Data entries

* * * *

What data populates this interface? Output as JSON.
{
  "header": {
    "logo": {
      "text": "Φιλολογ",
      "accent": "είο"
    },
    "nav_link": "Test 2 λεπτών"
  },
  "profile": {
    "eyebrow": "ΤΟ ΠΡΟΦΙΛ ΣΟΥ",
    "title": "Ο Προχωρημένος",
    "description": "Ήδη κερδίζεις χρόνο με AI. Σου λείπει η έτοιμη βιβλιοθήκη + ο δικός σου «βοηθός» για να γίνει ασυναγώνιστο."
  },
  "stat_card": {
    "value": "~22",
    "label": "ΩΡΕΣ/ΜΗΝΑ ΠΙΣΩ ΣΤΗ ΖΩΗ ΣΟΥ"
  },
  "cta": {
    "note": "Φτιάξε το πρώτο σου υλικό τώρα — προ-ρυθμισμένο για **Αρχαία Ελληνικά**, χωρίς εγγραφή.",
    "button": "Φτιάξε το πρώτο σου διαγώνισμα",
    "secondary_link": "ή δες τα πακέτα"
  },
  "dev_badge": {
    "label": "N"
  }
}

* * * *

OBJECTIVE:
Return from the data every line that holds "Φτιάξε".

OUTPUT OF THE EXERCISE:
    "note": "Φτιάξε το πρώτο σου υλικό τώρα — προ-ρυθμισμένο για **Αρχαία Ελληνικά**, χωρίς εγγραφή.",
    "button": "Φτιάξε το πρώτο σου διαγώνισμα",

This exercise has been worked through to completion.